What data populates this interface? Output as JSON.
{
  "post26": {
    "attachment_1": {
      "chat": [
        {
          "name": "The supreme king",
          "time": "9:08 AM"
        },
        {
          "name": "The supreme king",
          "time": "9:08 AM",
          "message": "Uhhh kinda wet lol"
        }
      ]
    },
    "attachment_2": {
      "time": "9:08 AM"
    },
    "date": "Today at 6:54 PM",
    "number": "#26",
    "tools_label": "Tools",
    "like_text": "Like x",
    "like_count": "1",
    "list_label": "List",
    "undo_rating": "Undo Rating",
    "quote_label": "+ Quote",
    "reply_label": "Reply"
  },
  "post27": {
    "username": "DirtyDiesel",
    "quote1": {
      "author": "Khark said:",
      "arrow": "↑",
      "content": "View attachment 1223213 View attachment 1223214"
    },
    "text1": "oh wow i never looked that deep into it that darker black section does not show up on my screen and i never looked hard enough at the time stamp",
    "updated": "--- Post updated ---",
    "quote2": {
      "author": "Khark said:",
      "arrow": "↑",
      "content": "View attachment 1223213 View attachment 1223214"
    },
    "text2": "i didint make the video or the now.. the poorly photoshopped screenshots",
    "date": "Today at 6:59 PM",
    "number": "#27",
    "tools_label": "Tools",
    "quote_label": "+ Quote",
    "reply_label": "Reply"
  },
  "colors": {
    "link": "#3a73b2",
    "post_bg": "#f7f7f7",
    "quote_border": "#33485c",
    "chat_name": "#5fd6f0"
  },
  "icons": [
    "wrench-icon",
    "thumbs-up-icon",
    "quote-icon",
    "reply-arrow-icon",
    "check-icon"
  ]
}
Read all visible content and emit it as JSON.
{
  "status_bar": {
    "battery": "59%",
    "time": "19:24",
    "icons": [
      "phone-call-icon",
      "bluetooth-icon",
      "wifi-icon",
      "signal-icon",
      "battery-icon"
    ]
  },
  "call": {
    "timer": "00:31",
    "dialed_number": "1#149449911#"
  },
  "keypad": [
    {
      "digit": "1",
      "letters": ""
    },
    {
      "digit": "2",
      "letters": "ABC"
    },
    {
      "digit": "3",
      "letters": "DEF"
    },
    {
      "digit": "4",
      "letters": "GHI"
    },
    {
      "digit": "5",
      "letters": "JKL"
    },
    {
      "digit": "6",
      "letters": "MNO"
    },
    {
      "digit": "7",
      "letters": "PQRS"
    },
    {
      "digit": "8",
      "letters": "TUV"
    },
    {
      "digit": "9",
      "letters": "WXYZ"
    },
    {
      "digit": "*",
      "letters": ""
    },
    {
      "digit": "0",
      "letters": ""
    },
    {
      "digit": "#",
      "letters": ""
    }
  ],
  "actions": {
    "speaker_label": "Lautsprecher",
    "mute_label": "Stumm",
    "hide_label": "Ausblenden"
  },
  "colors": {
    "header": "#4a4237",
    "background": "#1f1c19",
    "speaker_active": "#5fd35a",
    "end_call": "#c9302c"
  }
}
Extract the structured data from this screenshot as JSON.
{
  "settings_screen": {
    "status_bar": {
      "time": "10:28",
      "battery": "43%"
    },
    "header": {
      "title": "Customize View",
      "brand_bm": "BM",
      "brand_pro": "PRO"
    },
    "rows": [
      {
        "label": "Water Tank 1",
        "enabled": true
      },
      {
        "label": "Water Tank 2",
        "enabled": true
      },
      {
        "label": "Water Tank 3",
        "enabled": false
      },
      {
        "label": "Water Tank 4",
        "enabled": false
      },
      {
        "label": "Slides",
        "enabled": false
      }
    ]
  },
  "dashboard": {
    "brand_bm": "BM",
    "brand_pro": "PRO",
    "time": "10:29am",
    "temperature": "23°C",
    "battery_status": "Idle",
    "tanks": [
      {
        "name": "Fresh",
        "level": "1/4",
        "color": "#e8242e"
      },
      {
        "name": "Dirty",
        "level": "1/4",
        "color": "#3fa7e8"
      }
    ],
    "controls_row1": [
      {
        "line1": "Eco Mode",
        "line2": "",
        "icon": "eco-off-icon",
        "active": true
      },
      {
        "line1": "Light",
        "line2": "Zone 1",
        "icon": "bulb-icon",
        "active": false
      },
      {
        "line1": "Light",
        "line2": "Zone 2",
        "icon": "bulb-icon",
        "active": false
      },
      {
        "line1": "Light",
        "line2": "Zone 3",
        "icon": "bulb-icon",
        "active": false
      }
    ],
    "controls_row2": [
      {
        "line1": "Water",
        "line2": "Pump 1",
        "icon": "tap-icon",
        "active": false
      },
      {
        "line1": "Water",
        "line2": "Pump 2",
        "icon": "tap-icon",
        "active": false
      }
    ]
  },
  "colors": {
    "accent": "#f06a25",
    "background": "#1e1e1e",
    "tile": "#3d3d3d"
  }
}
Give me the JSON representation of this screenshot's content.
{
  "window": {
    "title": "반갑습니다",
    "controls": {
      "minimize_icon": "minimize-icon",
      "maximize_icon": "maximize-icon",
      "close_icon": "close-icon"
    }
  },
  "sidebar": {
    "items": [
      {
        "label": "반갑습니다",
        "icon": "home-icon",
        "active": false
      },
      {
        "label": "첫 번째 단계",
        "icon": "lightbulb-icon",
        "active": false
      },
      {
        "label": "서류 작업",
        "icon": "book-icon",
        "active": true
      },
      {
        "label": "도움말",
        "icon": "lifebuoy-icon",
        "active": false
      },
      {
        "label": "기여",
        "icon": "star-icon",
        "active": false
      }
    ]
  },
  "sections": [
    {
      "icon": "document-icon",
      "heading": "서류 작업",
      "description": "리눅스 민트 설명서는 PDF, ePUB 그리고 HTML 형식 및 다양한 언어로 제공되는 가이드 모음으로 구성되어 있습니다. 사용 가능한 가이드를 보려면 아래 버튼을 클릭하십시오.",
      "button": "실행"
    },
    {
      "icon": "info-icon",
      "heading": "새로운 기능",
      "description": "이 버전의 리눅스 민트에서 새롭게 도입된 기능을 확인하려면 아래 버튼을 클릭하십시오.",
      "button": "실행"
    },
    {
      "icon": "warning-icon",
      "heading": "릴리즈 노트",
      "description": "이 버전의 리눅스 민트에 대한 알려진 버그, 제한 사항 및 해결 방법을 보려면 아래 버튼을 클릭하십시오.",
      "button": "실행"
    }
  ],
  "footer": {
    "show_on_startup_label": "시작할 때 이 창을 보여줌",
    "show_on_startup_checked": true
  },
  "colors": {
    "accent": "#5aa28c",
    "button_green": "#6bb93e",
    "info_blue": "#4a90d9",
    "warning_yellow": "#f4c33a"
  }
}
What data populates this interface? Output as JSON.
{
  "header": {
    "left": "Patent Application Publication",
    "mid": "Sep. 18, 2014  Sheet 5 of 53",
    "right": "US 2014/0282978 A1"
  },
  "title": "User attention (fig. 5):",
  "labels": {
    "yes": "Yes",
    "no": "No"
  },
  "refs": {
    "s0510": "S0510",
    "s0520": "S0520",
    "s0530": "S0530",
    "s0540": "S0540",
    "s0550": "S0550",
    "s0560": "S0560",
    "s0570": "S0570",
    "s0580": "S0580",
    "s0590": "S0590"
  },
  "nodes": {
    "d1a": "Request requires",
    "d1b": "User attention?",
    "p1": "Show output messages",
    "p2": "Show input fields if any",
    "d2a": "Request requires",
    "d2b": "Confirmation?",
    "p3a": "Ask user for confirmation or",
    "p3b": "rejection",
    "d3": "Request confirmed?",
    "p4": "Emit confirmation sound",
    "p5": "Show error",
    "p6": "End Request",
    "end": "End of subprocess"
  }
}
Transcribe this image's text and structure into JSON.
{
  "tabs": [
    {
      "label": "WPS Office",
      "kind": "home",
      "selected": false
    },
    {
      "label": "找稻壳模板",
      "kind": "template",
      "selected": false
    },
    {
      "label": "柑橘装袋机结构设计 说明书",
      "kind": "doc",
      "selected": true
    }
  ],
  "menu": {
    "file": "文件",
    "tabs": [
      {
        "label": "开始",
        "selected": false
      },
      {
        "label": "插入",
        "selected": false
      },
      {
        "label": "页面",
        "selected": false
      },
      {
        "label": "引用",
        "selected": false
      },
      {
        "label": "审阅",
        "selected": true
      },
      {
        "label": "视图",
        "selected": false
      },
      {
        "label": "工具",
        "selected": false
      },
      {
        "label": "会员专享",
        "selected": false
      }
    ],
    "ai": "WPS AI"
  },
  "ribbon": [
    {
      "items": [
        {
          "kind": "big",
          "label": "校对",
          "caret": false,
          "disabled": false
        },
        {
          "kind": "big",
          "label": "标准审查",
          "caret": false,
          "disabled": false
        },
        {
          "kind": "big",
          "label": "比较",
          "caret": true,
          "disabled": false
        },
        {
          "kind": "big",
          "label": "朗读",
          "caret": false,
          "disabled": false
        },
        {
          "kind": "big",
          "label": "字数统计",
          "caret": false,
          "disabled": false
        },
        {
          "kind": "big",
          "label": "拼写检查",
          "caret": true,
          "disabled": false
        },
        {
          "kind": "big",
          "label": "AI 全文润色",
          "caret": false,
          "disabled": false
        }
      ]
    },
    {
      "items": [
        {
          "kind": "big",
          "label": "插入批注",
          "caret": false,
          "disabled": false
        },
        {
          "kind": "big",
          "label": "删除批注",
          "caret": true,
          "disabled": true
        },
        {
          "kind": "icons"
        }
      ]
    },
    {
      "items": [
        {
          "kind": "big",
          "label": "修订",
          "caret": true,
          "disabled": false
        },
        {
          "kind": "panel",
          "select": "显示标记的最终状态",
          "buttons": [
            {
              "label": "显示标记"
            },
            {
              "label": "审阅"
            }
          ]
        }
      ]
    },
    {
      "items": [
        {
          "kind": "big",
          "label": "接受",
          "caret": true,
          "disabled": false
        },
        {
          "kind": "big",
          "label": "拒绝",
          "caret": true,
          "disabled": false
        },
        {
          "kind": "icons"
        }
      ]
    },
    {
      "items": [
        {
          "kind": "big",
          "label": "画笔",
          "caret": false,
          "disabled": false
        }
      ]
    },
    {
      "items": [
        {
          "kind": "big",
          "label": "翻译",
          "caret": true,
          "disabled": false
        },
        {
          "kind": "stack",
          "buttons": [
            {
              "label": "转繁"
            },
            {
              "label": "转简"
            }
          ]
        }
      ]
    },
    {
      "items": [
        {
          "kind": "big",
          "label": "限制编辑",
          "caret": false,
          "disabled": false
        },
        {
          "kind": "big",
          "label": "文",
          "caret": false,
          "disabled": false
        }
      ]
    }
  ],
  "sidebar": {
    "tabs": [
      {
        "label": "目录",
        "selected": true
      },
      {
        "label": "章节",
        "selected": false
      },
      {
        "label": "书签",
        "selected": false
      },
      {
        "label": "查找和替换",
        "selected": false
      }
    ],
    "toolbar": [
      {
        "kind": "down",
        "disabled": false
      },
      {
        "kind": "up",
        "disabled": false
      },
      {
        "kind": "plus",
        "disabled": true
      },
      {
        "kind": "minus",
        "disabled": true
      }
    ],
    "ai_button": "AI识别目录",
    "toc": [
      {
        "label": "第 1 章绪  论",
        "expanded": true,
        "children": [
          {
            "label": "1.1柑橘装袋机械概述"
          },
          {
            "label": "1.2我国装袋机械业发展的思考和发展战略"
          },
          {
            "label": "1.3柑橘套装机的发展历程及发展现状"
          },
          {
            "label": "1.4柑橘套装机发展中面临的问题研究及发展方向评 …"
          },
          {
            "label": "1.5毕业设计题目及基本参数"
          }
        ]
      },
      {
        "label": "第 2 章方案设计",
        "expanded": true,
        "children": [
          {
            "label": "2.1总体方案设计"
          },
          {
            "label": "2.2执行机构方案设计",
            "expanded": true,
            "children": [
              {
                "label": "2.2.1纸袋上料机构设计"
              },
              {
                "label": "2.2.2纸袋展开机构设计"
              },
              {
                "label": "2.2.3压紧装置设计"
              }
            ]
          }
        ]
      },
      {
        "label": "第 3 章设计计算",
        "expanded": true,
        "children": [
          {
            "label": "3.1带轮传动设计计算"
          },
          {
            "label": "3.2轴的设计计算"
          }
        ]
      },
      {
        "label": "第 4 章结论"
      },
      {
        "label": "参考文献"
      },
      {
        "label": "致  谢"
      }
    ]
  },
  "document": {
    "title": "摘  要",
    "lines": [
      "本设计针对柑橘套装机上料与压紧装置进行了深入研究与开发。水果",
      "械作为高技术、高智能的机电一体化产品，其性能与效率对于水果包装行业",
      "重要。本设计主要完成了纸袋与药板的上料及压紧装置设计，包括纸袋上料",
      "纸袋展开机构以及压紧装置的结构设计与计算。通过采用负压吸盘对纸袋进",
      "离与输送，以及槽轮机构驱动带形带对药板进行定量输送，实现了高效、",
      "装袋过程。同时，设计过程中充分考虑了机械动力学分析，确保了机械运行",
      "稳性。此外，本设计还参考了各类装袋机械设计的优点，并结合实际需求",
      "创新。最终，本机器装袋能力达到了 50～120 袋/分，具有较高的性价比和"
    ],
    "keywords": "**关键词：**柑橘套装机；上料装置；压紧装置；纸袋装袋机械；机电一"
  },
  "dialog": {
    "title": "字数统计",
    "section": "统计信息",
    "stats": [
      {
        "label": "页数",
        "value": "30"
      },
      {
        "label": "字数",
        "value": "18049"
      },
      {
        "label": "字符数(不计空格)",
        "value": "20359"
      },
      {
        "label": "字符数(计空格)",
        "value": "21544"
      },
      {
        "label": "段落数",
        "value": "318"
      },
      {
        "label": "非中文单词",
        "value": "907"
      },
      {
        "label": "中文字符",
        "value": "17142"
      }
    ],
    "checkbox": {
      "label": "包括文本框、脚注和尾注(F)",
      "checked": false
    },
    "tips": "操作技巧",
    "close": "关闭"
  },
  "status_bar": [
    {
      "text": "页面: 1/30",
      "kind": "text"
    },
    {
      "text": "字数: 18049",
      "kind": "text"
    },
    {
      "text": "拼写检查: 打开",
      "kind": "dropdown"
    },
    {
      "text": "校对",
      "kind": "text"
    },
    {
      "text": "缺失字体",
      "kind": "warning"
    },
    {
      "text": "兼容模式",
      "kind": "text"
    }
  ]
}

- [What you have to do] Compute how many lines include the string "background", then give that number by itself.

- [Task output] 2